--- SUPPLIED TEXT Enclosed Below ---

In the client configuration:

  • Container ID — enter the container ID of your GTM web container
  • Automatically serve all dependent Google scripts — leave this enabled (default). This enables your tagging server to serve all scripts that GTM requires, without needing to allowlist them individually
  • Enable region-specific settings — enable this option to allow tags to fire based on the visitor's location. This is required for Consent Mode to apply regional behavior correctly

Screenshot of the GTM Web Container client configuration dialog showing fields for Allowed Container IDs, checkboxes including Automatically serve all dependent Google scripts and Enable region-specific settings, and a Save button

  1. Add your client-side GTM ID and your GA4 data stream
  2. Name the client and click Save
  3. Publish the workspace

Step 2 — Update the GTM snippet on your website

This is the step that activates GTG. You will replace the googletagmanager.com domain in your GTM snippet with your Usercentrics subdomain.

--- End of Enclosed SUPPLIED TEXT ---
--- INPUT DATA Enclosed Below ---

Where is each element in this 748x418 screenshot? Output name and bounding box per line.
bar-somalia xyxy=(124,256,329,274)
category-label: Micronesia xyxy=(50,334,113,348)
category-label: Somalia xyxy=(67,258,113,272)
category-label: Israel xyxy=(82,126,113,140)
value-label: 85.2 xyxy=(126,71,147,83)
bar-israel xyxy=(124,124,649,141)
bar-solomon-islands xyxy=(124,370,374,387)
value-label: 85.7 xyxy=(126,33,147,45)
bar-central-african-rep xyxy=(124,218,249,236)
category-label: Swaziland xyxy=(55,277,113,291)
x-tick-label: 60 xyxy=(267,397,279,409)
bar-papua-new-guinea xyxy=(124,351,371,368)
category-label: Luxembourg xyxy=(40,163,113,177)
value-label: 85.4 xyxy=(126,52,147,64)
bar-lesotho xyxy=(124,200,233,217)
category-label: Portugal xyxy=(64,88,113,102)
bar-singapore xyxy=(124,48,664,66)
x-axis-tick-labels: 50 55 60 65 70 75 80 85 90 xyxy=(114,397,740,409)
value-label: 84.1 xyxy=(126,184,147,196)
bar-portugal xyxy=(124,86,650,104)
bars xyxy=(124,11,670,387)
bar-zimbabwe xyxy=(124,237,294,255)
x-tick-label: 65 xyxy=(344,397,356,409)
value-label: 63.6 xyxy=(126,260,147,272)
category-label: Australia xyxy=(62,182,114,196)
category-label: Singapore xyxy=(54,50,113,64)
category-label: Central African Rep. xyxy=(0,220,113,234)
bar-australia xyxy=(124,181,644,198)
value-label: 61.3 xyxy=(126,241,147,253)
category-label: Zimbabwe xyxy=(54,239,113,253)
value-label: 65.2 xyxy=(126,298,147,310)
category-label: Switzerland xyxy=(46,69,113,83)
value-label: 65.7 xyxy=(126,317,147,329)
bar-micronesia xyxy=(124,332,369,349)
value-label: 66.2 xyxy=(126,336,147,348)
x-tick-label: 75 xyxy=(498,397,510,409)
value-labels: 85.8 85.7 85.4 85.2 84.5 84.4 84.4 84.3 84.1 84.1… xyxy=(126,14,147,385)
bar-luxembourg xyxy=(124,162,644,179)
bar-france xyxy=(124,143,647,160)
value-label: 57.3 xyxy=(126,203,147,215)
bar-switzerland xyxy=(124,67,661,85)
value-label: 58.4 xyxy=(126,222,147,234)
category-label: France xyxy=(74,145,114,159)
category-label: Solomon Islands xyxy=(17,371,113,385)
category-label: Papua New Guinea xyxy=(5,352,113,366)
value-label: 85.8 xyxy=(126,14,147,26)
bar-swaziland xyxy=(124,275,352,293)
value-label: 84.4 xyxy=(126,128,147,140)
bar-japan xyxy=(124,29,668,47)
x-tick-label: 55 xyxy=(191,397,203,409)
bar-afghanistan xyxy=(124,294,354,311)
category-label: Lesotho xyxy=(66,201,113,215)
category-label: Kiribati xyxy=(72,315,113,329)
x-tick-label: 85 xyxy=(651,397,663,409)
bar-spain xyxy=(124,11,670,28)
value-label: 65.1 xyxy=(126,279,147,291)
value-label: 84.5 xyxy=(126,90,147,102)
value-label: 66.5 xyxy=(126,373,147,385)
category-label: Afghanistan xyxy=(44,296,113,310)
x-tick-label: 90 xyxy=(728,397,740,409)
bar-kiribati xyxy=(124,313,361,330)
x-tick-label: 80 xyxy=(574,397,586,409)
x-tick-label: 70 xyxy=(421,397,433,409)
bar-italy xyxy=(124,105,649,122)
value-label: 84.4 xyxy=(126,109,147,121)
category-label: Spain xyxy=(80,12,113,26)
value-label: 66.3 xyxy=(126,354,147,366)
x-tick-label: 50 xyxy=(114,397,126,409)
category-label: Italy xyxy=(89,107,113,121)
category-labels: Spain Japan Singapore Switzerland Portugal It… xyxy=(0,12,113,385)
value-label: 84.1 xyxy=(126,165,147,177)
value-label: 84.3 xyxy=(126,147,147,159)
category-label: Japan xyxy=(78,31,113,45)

--- End of Enclosed INPUT DATA ---

**TASKS AND EXERCISES:**
A - Using the client configuration text, decide whether each statement agrees with it: (i) the option to automatically serve all dependent Google scripts is off by default; (ii) region-specific settings are needed for Consent Mode to apply regional behavior correctly; (iii) in Step 2, the googletagmanager.com domain in the GTM snippet is swapped for the Usercentrics subdomain. Answer yes or no for each and quote the words that decide it.
B - Rewrite the passage of the client configuration text starting at "1. Add your" and ending at "your Usercentrics subdomain.", with "workspace" changed to "container version".

**TASK-BY-TASK RESULTS:**
A -
(i) No: "leave this enabled (default)"
(ii) Yes: "This is required for Consent Mode to apply regional behavior correctly"
(iii) Yes: "You will replace the googletagmanager.com domain in your GTM snippet with your Usercentrics subdomain"

B -
1. Add your client-side GTM ID and your GA4 data stream
  2. Name the client and click Save
  3. Publish the container version

Step 2 — Update the GTM snippet on your website

This is the step that activates GTG. You will replace the googletagmanager.com domain in your GTM snippet with your Usercentrics subdomain.